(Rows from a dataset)
§ §

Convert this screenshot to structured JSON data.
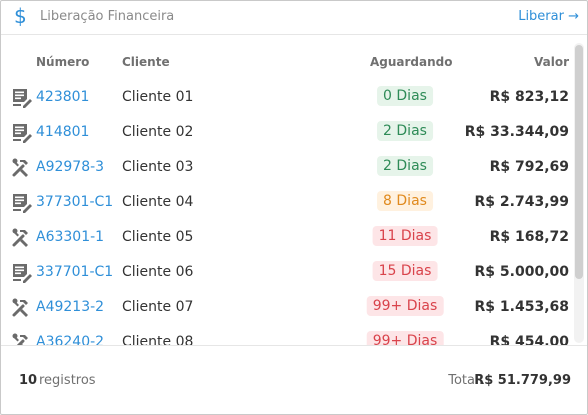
{
  "header": {
    "icon": "dollar-icon",
    "title": "Liberação Financeira",
    "action_label": "Liberar →"
  },
  "table": {
    "columns": {
      "numero": "Número",
      "cliente": "Cliente",
      "aguardando": "Aguardando",
      "valor": "Valor"
    },
    "rows": [
      {
        "type": "document-icon",
        "numero": "423801",
        "cliente": "Cliente 01",
        "aguardando": "0 Dias",
        "status": "green",
        "valor": "R$ 823,12"
      },
      {
        "type": "document-icon",
        "numero": "414801",
        "cliente": "Cliente 02",
        "aguardando": "2 Dias",
        "status": "green",
        "valor": "R$ 33.344,09"
      },
      {
        "type": "tools-icon",
        "numero": "A92978-3",
        "cliente": "Cliente 03",
        "aguardando": "2 Dias",
        "status": "green",
        "valor": "R$ 792,69"
      },
      {
        "type": "document-icon",
        "numero": "377301-C1",
        "cliente": "Cliente 04",
        "aguardando": "8 Dias",
        "status": "orange",
        "valor": "R$ 2.743,99"
      },
      {
        "type": "tools-icon",
        "numero": "A63301-1",
        "cliente": "Cliente 05",
        "aguardando": "11 Dias",
        "status": "red",
        "valor": "R$ 168,72"
      },
      {
        "type": "document-icon",
        "numero": "337701-C1",
        "cliente": "Cliente 06",
        "aguardando": "15 Dias",
        "status": "red",
        "valor": "R$ 5.000,00"
      },
      {
        "type": "tools-icon",
        "numero": "A49213-2",
        "cliente": "Cliente 07",
        "aguardando": "99+ Dias",
        "status": "red",
        "valor": "R$ 1.453,68"
      },
      {
        "type": "tools-icon",
        "numero": "A36240-2",
        "cliente": "Cliente 08",
        "aguardando": "99+ Dias",
        "status": "red",
        "valor": "R$ 454,00"
      }
    ]
  },
  "footer": {
    "count": "10",
    "count_label": "registros",
    "total_label": "Total:",
    "total_value": "R$ 51.779,99"
  },
  "colors": {
    "accent": "#2f8fd8",
    "green_bg": "#e6f4ea",
    "green_fg": "#2e8b57",
    "orange_bg": "#fff1df",
    "orange_fg": "#e08a1e",
    "red_bg": "#fde5e7",
    "red_fg": "#d9434b"
  }
}
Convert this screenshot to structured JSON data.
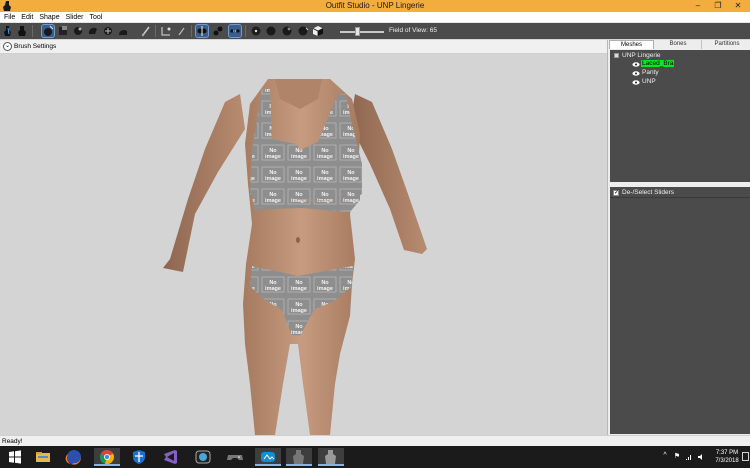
{
  "window": {
    "title": "Outfit Studio - UNP Lingerie",
    "controls": {
      "minimize": "–",
      "maximize": "❐",
      "close": "✕"
    }
  },
  "menu": [
    "File",
    "Edit",
    "Shape",
    "Slider",
    "Tool"
  ],
  "toolbar": {
    "tools": [
      "select-tool-icon",
      "transform-tool-icon",
      "brush-mask-icon",
      "brush-inflate-icon",
      "brush-deflate-icon",
      "brush-move-icon",
      "brush-smooth-icon",
      "brush-weight-icon",
      "brush-color-icon",
      "pen-icon",
      "brush-alpha-icon",
      "mirror-x-icon",
      "merge-icon",
      "connect-icon",
      "sphere-icon",
      "sphere-dark-icon",
      "sphere-lit-icon",
      "sphere-edge-icon",
      "cube-icon"
    ],
    "field_of_view_label": "Field of View: 65",
    "field_of_view": 65
  },
  "brush_settings": {
    "label": "Brush Settings"
  },
  "panel": {
    "tabs": [
      "Meshes",
      "Bones",
      "Partitions"
    ],
    "active_tab": "Meshes",
    "tree": {
      "root": "UNP Lingerie",
      "items": [
        {
          "name": "Laced_Bra",
          "selected": true
        },
        {
          "name": "Panty",
          "selected": false
        },
        {
          "name": "UNP",
          "selected": false
        }
      ]
    },
    "sliders_toggle_label": "De-/Select Sliders",
    "sliders_checked": true
  },
  "viewport": {
    "texture_text_line1": "No",
    "texture_text_line2": "image"
  },
  "status": {
    "text": "Ready!"
  },
  "taskbar": {
    "apps": [
      "windows-start-icon",
      "file-explorer-icon",
      "firefox-icon",
      "chrome-icon",
      "security-shield-icon",
      "visual-studio-icon",
      "camera-app-icon",
      "gamepad-icon",
      "photos-app-icon",
      "outfit-studio-icon",
      "outfit-studio-icon-2"
    ],
    "tray": [
      "tray-chevron-icon",
      "flag-icon",
      "wifi-icon",
      "volume-icon",
      "notifications-icon"
    ],
    "clock_time": "7:37 PM",
    "clock_date": "7/3/2018"
  },
  "colors": {
    "titlebar": "#f3ad3e",
    "toolbar": "#4b4b4b",
    "panel": "#4b4b4b",
    "selection": "#00e820",
    "viewport": "#d4d4d4",
    "taskbar": "#1b1b1b"
  }
}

§ §

▸ Problem statement
Identify each line in the records above that contains the word "aguardando", and copy it out in full.

▸ Right answer
      "aguardando": "Aguardando",
        "aguardando": "0 Dias",
        "aguardando": "2 Dias",
        "aguardando": "2 Dias",
        "aguardando": "8 Dias",
        "aguardando": "11 Dias",
        "aguardando": "15 Dias",
        "aguardando": "99+ Dias",
        "aguardando": "99+ Dias",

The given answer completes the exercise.